Requirement:
In the material below, list every line carrying the string "title".

# # # #

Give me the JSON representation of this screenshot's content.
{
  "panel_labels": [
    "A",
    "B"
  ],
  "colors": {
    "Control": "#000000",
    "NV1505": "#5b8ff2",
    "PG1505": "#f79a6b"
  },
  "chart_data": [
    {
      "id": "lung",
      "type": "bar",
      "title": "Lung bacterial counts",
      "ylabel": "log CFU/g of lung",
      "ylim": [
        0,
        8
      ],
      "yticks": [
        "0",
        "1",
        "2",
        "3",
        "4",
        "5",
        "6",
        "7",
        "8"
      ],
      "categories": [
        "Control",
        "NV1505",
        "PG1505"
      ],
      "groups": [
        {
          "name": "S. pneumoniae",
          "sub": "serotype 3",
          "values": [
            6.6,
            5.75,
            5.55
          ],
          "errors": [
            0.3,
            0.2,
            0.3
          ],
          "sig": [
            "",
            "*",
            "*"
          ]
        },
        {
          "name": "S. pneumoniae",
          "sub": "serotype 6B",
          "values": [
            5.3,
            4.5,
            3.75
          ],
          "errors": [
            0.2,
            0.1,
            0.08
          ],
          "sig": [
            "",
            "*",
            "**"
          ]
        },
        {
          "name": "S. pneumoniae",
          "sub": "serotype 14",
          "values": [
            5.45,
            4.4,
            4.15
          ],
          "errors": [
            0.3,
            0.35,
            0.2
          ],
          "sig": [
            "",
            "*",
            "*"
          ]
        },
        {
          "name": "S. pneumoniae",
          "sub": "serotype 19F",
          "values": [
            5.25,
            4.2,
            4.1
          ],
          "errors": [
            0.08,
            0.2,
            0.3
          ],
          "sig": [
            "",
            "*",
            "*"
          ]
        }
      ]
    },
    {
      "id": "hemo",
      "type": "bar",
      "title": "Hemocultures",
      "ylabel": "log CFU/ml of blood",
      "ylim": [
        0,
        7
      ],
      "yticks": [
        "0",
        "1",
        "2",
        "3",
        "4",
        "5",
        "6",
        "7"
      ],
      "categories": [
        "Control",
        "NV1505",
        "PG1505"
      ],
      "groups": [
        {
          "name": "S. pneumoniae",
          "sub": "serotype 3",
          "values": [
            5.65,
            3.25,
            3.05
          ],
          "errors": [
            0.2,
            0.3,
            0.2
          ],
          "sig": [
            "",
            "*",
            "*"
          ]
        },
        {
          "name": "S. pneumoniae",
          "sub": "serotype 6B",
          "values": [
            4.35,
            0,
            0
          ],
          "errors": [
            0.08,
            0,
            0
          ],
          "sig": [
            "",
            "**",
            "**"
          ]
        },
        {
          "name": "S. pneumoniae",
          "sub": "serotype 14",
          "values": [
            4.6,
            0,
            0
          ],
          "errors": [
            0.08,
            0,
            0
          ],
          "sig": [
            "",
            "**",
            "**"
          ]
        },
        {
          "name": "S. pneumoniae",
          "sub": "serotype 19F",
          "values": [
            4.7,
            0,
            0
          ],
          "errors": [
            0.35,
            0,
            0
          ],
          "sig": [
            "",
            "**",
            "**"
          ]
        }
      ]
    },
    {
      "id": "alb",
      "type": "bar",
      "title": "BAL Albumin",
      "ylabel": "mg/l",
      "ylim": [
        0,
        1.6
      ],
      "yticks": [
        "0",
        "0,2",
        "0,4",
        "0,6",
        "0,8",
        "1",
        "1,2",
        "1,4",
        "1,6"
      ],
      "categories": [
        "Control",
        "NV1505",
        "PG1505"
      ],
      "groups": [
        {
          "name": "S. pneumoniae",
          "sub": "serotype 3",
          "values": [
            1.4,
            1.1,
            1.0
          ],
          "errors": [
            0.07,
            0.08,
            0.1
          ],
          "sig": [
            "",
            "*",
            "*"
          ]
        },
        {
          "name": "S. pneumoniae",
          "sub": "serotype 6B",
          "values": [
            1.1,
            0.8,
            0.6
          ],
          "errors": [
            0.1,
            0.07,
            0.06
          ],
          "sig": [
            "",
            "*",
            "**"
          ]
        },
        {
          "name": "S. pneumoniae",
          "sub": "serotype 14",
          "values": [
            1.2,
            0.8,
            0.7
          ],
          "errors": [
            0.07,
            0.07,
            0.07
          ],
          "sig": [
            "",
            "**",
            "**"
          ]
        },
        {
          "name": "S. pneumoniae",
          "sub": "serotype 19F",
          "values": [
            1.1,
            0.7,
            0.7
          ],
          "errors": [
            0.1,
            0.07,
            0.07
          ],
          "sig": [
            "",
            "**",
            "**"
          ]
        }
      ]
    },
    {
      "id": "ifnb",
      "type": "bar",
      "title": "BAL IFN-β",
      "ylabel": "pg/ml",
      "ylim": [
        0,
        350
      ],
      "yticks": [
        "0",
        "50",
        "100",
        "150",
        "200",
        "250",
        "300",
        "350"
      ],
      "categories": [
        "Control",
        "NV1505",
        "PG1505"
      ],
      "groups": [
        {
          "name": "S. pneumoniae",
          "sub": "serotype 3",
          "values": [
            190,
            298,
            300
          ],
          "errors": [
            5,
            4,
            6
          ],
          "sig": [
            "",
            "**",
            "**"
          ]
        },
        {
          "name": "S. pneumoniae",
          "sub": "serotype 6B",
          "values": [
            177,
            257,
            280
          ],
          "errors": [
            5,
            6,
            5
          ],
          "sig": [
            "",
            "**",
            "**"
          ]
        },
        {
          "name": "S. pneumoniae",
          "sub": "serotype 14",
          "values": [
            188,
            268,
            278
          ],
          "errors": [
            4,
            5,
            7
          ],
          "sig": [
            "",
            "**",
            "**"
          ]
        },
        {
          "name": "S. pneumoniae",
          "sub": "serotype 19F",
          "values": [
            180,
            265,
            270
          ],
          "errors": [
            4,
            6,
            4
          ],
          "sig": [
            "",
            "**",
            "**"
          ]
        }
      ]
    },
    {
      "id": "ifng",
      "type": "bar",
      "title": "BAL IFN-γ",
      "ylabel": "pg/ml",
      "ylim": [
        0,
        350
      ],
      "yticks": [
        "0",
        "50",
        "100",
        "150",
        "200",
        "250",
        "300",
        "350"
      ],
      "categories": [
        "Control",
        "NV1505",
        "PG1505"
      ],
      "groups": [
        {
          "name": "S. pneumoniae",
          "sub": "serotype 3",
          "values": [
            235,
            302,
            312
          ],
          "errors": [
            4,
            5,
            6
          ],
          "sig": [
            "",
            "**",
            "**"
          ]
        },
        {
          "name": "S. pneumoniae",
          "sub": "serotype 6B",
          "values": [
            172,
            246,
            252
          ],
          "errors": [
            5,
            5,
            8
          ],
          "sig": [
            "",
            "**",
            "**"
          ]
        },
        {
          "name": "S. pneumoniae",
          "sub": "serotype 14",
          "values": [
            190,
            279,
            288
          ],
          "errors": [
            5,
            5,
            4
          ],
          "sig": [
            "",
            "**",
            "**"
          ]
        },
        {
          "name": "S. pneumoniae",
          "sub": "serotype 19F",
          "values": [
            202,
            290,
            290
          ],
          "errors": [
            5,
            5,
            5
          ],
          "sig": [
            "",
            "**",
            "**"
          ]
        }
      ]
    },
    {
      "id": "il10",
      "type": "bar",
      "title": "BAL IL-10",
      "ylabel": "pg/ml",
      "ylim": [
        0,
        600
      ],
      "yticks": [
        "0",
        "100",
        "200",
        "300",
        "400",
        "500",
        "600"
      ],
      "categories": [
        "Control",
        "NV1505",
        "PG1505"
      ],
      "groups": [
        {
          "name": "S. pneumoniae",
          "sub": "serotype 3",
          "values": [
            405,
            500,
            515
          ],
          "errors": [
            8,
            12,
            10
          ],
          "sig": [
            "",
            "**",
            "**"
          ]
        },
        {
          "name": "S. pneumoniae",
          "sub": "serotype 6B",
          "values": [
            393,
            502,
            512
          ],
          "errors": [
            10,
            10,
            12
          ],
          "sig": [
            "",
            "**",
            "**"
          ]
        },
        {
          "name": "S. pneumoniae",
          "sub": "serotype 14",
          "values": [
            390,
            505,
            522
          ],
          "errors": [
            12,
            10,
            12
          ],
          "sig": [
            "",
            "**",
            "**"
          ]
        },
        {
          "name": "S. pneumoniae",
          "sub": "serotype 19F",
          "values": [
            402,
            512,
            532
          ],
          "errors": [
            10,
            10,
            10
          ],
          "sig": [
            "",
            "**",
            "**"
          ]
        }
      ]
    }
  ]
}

# # # #

Problem solution:
      "title": "Lung bacterial counts",
      "title": "Hemocultures",
      "title": "BAL Albumin",
      "title": "BAL IFN-β",
      "title": "BAL IFN-γ",
      "title": "BAL IL-10",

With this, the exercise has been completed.